Goal
Leave out the pictures, then reproduce the rest of the material exactly.

[Stored records]

_ _ _ _

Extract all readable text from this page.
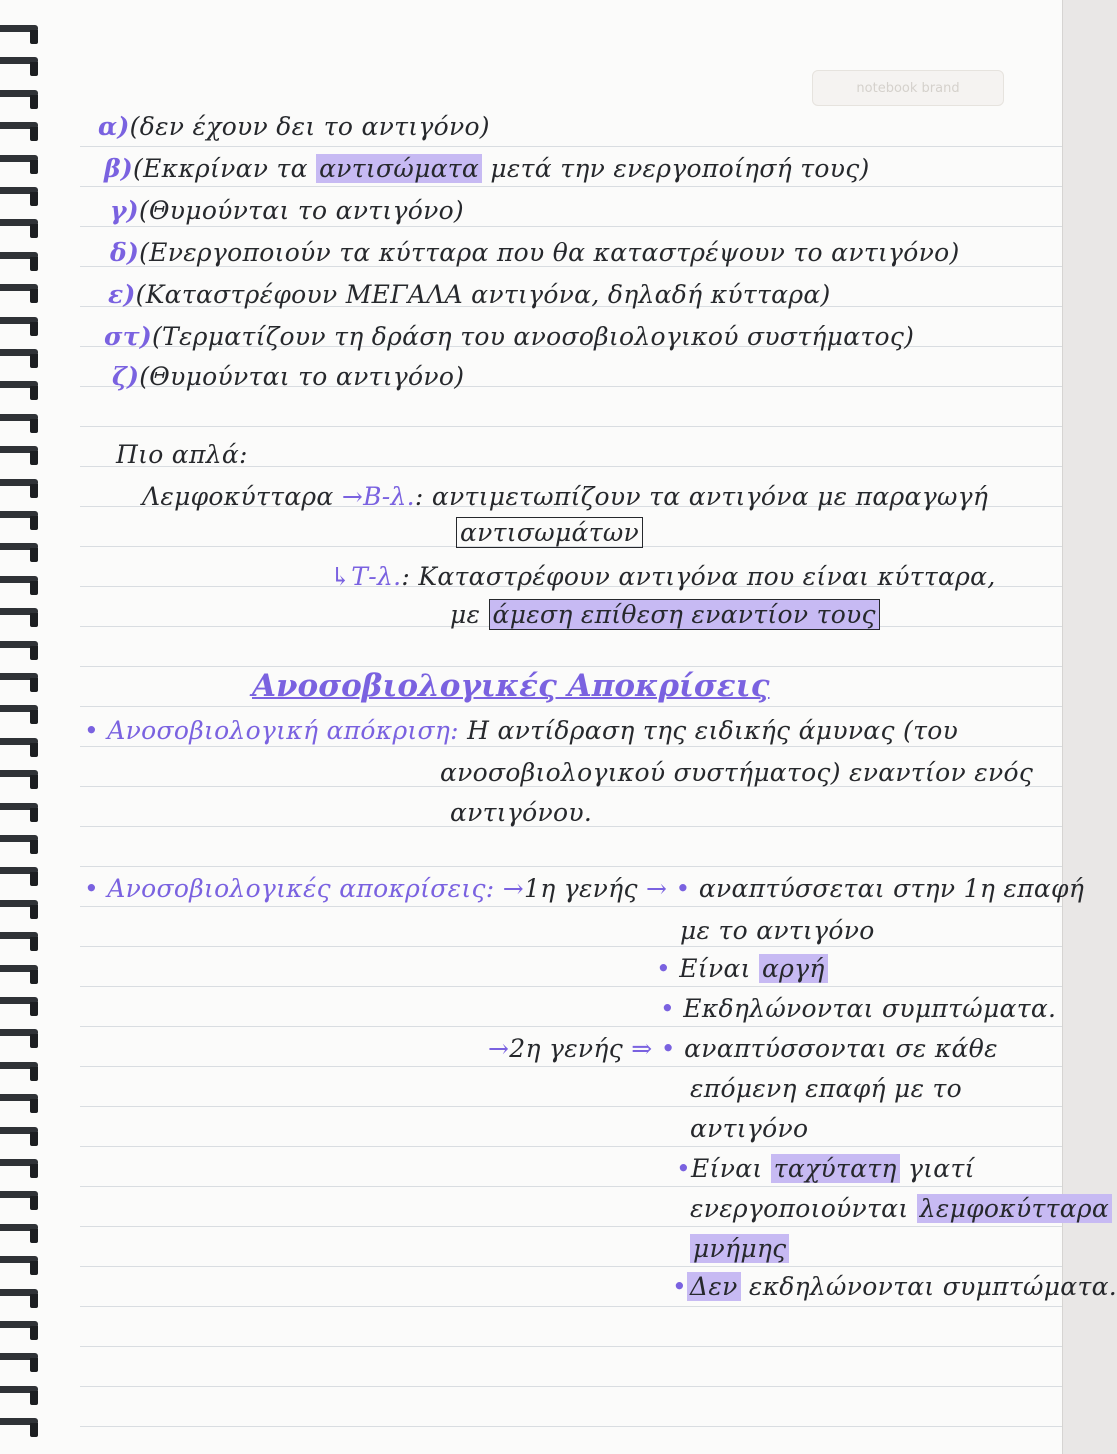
notebook brand
α)(δεν έχουν δει το αντιγόνο)
β)(Εκκρίναν τα αντισώματα μετά την ενεργοποίησή τους)
γ)(Θυμούνται το αντιγόνο)
δ)(Ενεργοποιούν τα κύτταρα που θα καταστρέψουν το αντιγόνο)
ε)(Καταστρέφουν ΜΕΓΑΛΑ αντιγόνα, δηλαδή κύτταρα)
στ)(Τερματίζουν τη δράση του ανοσοβιολογικού συστήματος)
ζ)(Θυμούνται το αντιγόνο)
Πιο απλά:
Λεμφοκύτταρα →Β-λ.: αντιμετωπίζουν τα αντιγόνα με παραγωγή
αντισωμάτων
↳Τ-λ.: Καταστρέφουν αντιγόνα που είναι κύτταρα,
με άμεση επίθεση εναντίον τους
Ανοσοβιολογικές Αποκρίσεις
• Ανοσοβιολογική απόκριση: Η αντίδραση της ειδικής άμυνας (του
ανοσοβιολογικού συστήματος) εναντίον ενός
αντιγόνου.
• Ανοσοβιολογικές αποκρίσεις: →1η γενής → • αναπτύσσεται στην 1η επαφή
με το αντιγόνο
• Είναι αργή
• Εκδηλώνονται συμπτώματα.
→2η γενής ⇒ • αναπτύσσονται σε κάθε
επόμενη επαφή με το
αντιγόνο
•Είναι ταχύτατη γιατί
ενεργοποιούνται λεμφοκύτταρα
μνήμης
• Δεν εκδηλώνονται συμπτώματα.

_ _ _ _

Response below
Extract all readable text from this page.
notebook brand
α)(δεν έχουν δει το αντιγόνο)
β)(Εκκρίναν τα αντισώματα μετά την ενεργοποίησή τους)
γ)(Θυμούνται το αντιγόνο)
δ)(Ενεργοποιούν τα κύτταρα που θα καταστρέψουν το αντιγόνο)
ε)(Καταστρέφουν ΜΕΓΑΛΑ αντιγόνα, δηλαδή κύτταρα)
στ)(Τερματίζουν τη δράση του ανοσοβιολογικού συστήματος)
ζ)(Θυμούνται το αντιγόνο)
Πιο απλά:
Λεμφοκύτταρα →Β-λ.: αντιμετωπίζουν τα αντιγόνα με παραγωγή
αντισωμάτων
↳Τ-λ.: Καταστρέφουν αντιγόνα που είναι κύτταρα,
με άμεση επίθεση εναντίον τους
Ανοσοβιολογικές Αποκρίσεις
• Ανοσοβιολογική απόκριση: Η αντίδραση της ειδικής άμυνας (του
ανοσοβιολογικού συστήματος) εναντίον ενός
αντιγόνου.
• Ανοσοβιολογικές αποκρίσεις: →1η γενής → • αναπτύσσεται στην 1η επαφή
με το αντιγόνο
• Είναι αργή
• Εκδηλώνονται συμπτώματα.
→2η γενής ⇒ • αναπτύσσονται σε κάθε
επόμενη επαφή με το
αντιγόνο
•Είναι ταχύτατη γιατί
ενεργοποιούνται λεμφοκύτταρα
μνήμης
• Δεν εκδηλώνονται συμπτώματα.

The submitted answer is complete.